**Instructions to follow**
Skip the pictures. Reproduce all other material exactly.

**Data for this exercise**
-------

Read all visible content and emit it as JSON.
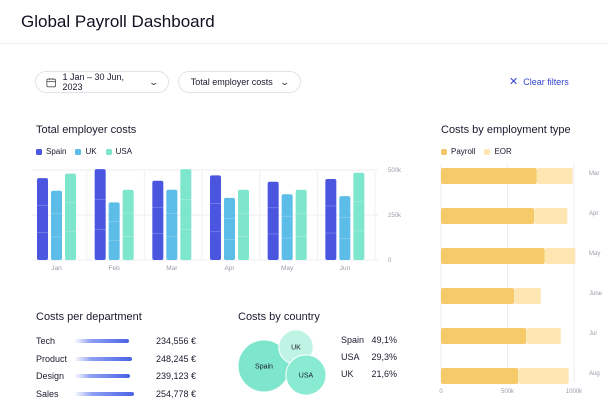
{
  "page": {
    "title": "Global Payroll Dashboard"
  },
  "filters": {
    "date_range": "1 Jan – 30 Jun, 2023",
    "metric": "Total employer costs",
    "clear_label": "Clear filters"
  },
  "colors": {
    "spain": "#4a55e0",
    "uk": "#5bbde8",
    "usa": "#7ee6cc",
    "payroll": "#f6c96b",
    "eor": "#fde6b1",
    "accent": "#3344cc"
  },
  "total_costs": {
    "title": "Total employer costs",
    "legend": [
      "Spain",
      "UK",
      "USA"
    ],
    "chart_data": {
      "type": "bar",
      "categories": [
        "Jan",
        "Feb",
        "Mar",
        "Apr",
        "May",
        "Jun"
      ],
      "y_ticks": [
        "500k",
        "250k",
        "0"
      ],
      "ylim": [
        0,
        500000
      ],
      "series": [
        {
          "name": "Spain",
          "values": [
            455000,
            505000,
            440000,
            470000,
            435000,
            450000
          ]
        },
        {
          "name": "UK",
          "values": [
            385000,
            320000,
            390000,
            345000,
            365000,
            355000
          ]
        },
        {
          "name": "USA",
          "values": [
            480000,
            390000,
            505000,
            390000,
            390000,
            485000
          ]
        }
      ]
    }
  },
  "employment_type": {
    "title": "Costs by employment type",
    "legend": [
      "Payroll",
      "EOR"
    ],
    "chart_data": {
      "type": "bar",
      "orientation": "horizontal",
      "categories": [
        "Mar",
        "Apr",
        "May",
        "June",
        "Jul",
        "Aug"
      ],
      "x_ticks": [
        "0",
        "500k",
        "1000k"
      ],
      "xlim": [
        0,
        1000000
      ],
      "series": [
        {
          "name": "Payroll",
          "values": [
            720000,
            700000,
            780000,
            550000,
            640000,
            580000
          ]
        },
        {
          "name": "EOR",
          "values": [
            270000,
            250000,
            230000,
            200000,
            260000,
            380000
          ]
        }
      ]
    }
  },
  "departments": {
    "title": "Costs per department",
    "rows": [
      {
        "name": "Tech",
        "value": "234,556 €",
        "amount": 234556
      },
      {
        "name": "Product",
        "value": "248,245 €",
        "amount": 248245
      },
      {
        "name": "Design",
        "value": "239,123 €",
        "amount": 239123
      },
      {
        "name": "Sales",
        "value": "254,778 €",
        "amount": 254778
      }
    ]
  },
  "countries": {
    "title": "Costs by country",
    "bubbles": [
      {
        "name": "Spain",
        "share": 49.1
      },
      {
        "name": "UK",
        "share": 21.6
      },
      {
        "name": "USA",
        "share": 29.3
      }
    ],
    "rows": [
      {
        "name": "Spain",
        "value": "49,1%"
      },
      {
        "name": "USA",
        "value": "29,3%"
      },
      {
        "name": "UK",
        "value": "21,6%"
      }
    ]
  }
}
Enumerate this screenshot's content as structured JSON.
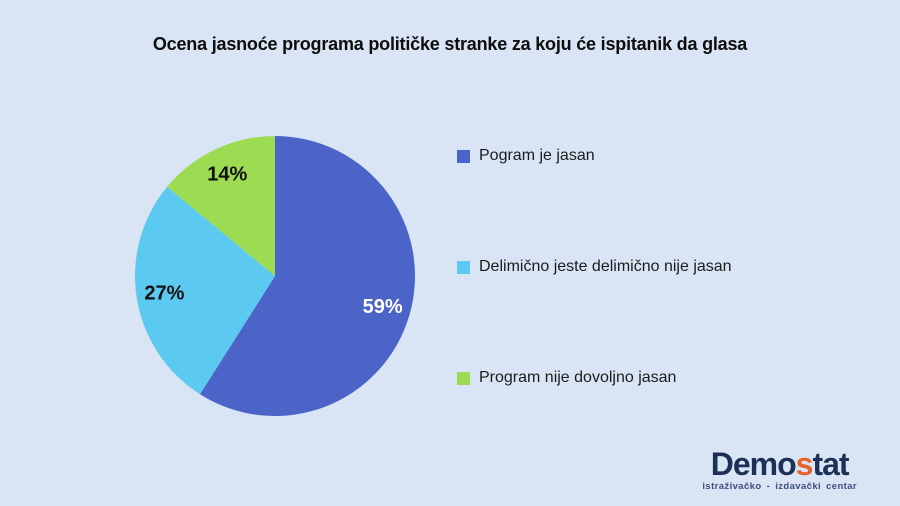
{
  "background_color": "#d9e4f5",
  "chart_data": {
    "type": "pie",
    "title": "Ocena jasnoće programa političke stranke za koju će ispitanik da glasa",
    "start_angle_deg": 0,
    "direction": "clockwise",
    "legend_position": "right",
    "value_suffix": "%",
    "slices": [
      {
        "label": "Pogram je jasan",
        "value": 59,
        "color": "#4c63c8",
        "value_label": "59%",
        "value_label_color": "#ffffff"
      },
      {
        "label": "Delimično jeste delimično nije jasan",
        "value": 27,
        "color": "#5bc9f0",
        "value_label": "27%",
        "value_label_color": "#111111"
      },
      {
        "label": "Program nije dovoljno jasan",
        "value": 14,
        "color": "#9ddb52",
        "value_label": "14%",
        "value_label_color": "#111111"
      }
    ]
  },
  "logo": {
    "part1": "Demo",
    "accent_letter": "s",
    "part2": "tat",
    "tagline": "istraživačko - izdavački centar",
    "navy_color": "#1d3156",
    "accent_color": "#e8632b",
    "tagline_color": "#3c4f7d"
  }
}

-------

**Solution to this exercise**
Read all visible content and emit it as JSON.
{
  "page": {
    "title": "Global Payroll Dashboard"
  },
  "filters": {
    "date_range": "1 Jan – 30 Jun, 2023",
    "metric": "Total employer costs",
    "clear_label": "Clear filters"
  },
  "colors": {
    "spain": "#4a55e0",
    "uk": "#5bbde8",
    "usa": "#7ee6cc",
    "payroll": "#f6c96b",
    "eor": "#fde6b1",
    "accent": "#3344cc"
  },
  "total_costs": {
    "title": "Total employer costs",
    "legend": [
      "Spain",
      "UK",
      "USA"
    ],
    "chart_data": {
      "type": "bar",
      "categories": [
        "Jan",
        "Feb",
        "Mar",
        "Apr",
        "May",
        "Jun"
      ],
      "y_ticks": [
        "500k",
        "250k",
        "0"
      ],
      "ylim": [
        0,
        500000
      ],
      "series": [
        {
          "name": "Spain",
          "values": [
            455000,
            505000,
            440000,
            470000,
            435000,
            450000
          ]
        },
        {
          "name": "UK",
          "values": [
            385000,
            320000,
            390000,
            345000,
            365000,
            355000
          ]
        },
        {
          "name": "USA",
          "values": [
            480000,
            390000,
            505000,
            390000,
            390000,
            485000
          ]
        }
      ]
    }
  },
  "employment_type": {
    "title": "Costs by employment type",
    "legend": [
      "Payroll",
      "EOR"
    ],
    "chart_data": {
      "type": "bar",
      "orientation": "horizontal",
      "categories": [
        "Mar",
        "Apr",
        "May",
        "June",
        "Jul",
        "Aug"
      ],
      "x_ticks": [
        "0",
        "500k",
        "1000k"
      ],
      "xlim": [
        0,
        1000000
      ],
      "series": [
        {
          "name": "Payroll",
          "values": [
            720000,
            700000,
            780000,
            550000,
            640000,
            580000
          ]
        },
        {
          "name": "EOR",
          "values": [
            270000,
            250000,
            230000,
            200000,
            260000,
            380000
          ]
        }
      ]
    }
  },
  "departments": {
    "title": "Costs per department",
    "rows": [
      {
        "name": "Tech",
        "value": "234,556 €",
        "amount": 234556
      },
      {
        "name": "Product",
        "value": "248,245 €",
        "amount": 248245
      },
      {
        "name": "Design",
        "value": "239,123 €",
        "amount": 239123
      },
      {
        "name": "Sales",
        "value": "254,778 €",
        "amount": 254778
      }
    ]
  },
  "countries": {
    "title": "Costs by country",
    "bubbles": [
      {
        "name": "Spain",
        "share": 49.1
      },
      {
        "name": "UK",
        "share": 21.6
      },
      {
        "name": "USA",
        "share": 29.3
      }
    ],
    "rows": [
      {
        "name": "Spain",
        "value": "49,1%"
      },
      {
        "name": "USA",
        "value": "29,3%"
      },
      {
        "name": "UK",
        "value": "21,6%"
      }
    ]
  }
}
Enumerate this screenshot's content as structured JSON.
{
  "background_color": "#d9e4f5",
  "chart_data": {
    "type": "pie",
    "title": "Ocena jasnoće programa političke stranke za koju će ispitanik da glasa",
    "start_angle_deg": 0,
    "direction": "clockwise",
    "legend_position": "right",
    "value_suffix": "%",
    "slices": [
      {
        "label": "Pogram je jasan",
        "value": 59,
        "color": "#4c63c8",
        "value_label": "59%",
        "value_label_color": "#ffffff"
      },
      {
        "label": "Delimično jeste delimično nije jasan",
        "value": 27,
        "color": "#5bc9f0",
        "value_label": "27%",
        "value_label_color": "#111111"
      },
      {
        "label": "Program nije dovoljno jasan",
        "value": 14,
        "color": "#9ddb52",
        "value_label": "14%",
        "value_label_color": "#111111"
      }
    ]
  },
  "logo": {
    "part1": "Demo",
    "accent_letter": "s",
    "part2": "tat",
    "tagline": "istraživačko - izdavački centar",
    "navy_color": "#1d3156",
    "accent_color": "#e8632b",
    "tagline_color": "#3c4f7d"
  }
}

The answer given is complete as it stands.